* Task description: Tally the lines in the listing below that contain "screenshot" and report the tally alone.
** Begin **
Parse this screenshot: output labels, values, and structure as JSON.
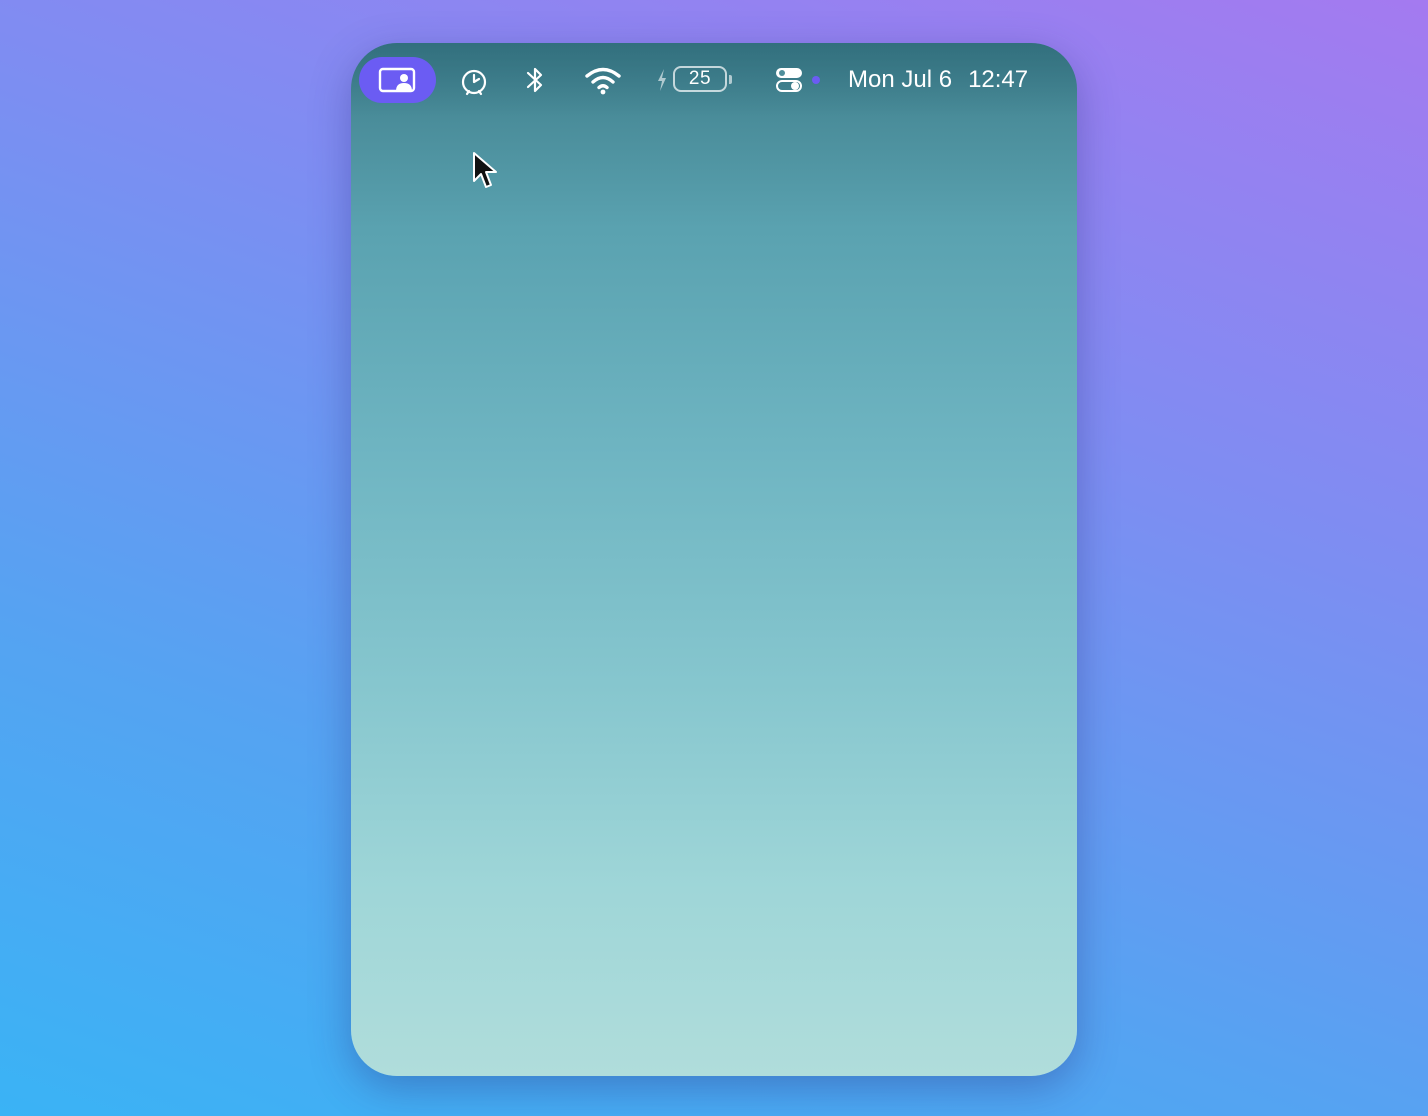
{
  "menubar": {
    "app_icon": "screen-person-icon",
    "status_icons": [
      "clock-icon",
      "bluetooth-icon",
      "wifi-icon"
    ],
    "battery": {
      "level": "25",
      "charging": true,
      "icon": "battery-icon"
    },
    "control_center_icon": "control-center-icon",
    "date": "Mon Jul 6",
    "time": "12:47"
  },
  "colors": {
    "accent": "#6b5cf3",
    "wallpaper_top": "#3f7e8b",
    "wallpaper_bottom": "#b0dddb"
  },
  "cursor_icon": "pointer-cursor-icon"
}
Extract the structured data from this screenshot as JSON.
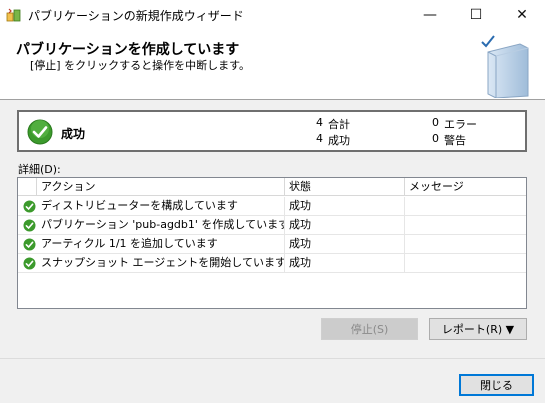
{
  "window": {
    "title": "パブリケーションの新規作成ウィザード",
    "minimize": "—",
    "maximize": "☐",
    "close": "✕"
  },
  "header": {
    "title": "パブリケーションを作成しています",
    "subtitle": "[停止] をクリックすると操作を中断します。"
  },
  "status": {
    "label": "成功",
    "total_count": "4",
    "total_label": "合計",
    "success_count": "4",
    "success_label": "成功",
    "error_count": "0",
    "error_label": "エラー",
    "warning_count": "0",
    "warning_label": "警告"
  },
  "details": {
    "label": "詳細(D):",
    "columns": [
      "アクション",
      "状態",
      "メッセージ"
    ],
    "rows": [
      {
        "action": "ディストリビューターを構成しています",
        "status": "成功",
        "message": ""
      },
      {
        "action": "パブリケーション 'pub-agdb1' を作成しています",
        "status": "成功",
        "message": ""
      },
      {
        "action": "アーティクル 1/1 を追加しています",
        "status": "成功",
        "message": ""
      },
      {
        "action": "スナップショット エージェントを開始しています",
        "status": "成功",
        "message": ""
      }
    ]
  },
  "buttons": {
    "stop": "停止(S)",
    "report": "レポート(R) ▼",
    "close": "閉じる"
  },
  "colors": {
    "success_green": "#3c9a2c",
    "accent_blue": "#0078d7"
  }
}
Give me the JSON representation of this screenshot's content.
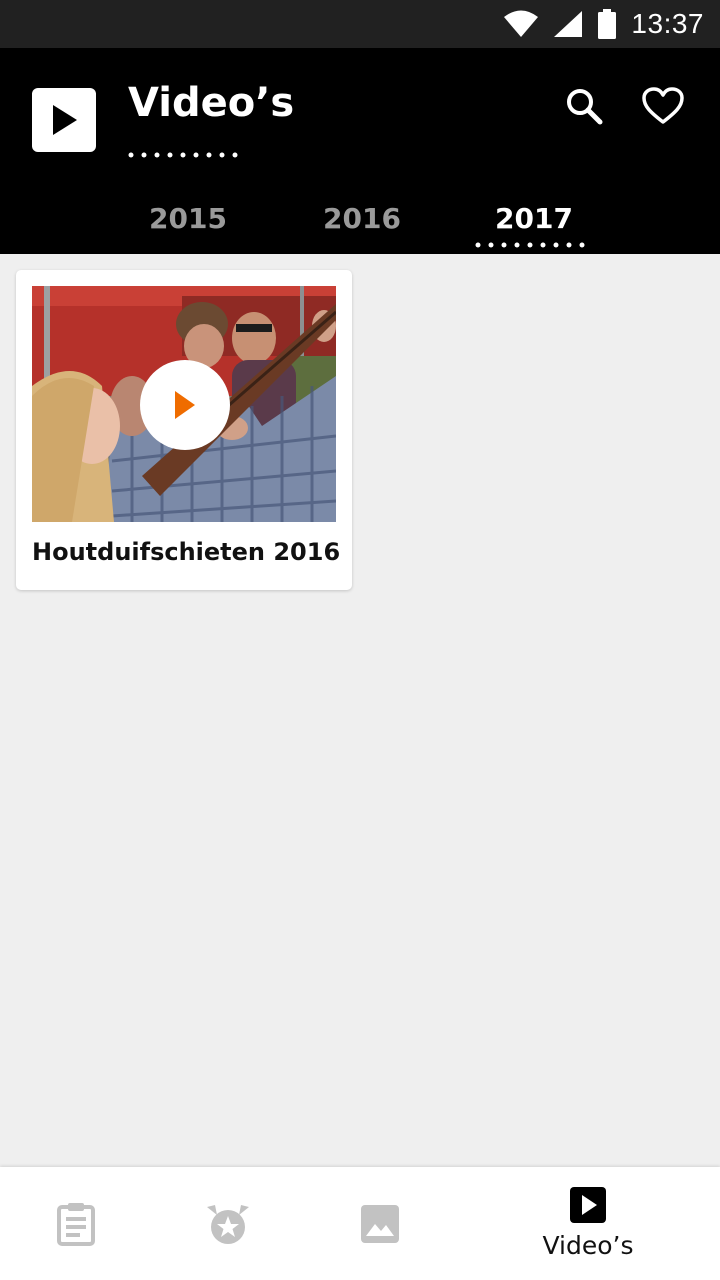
** End **
* Finished answer: 3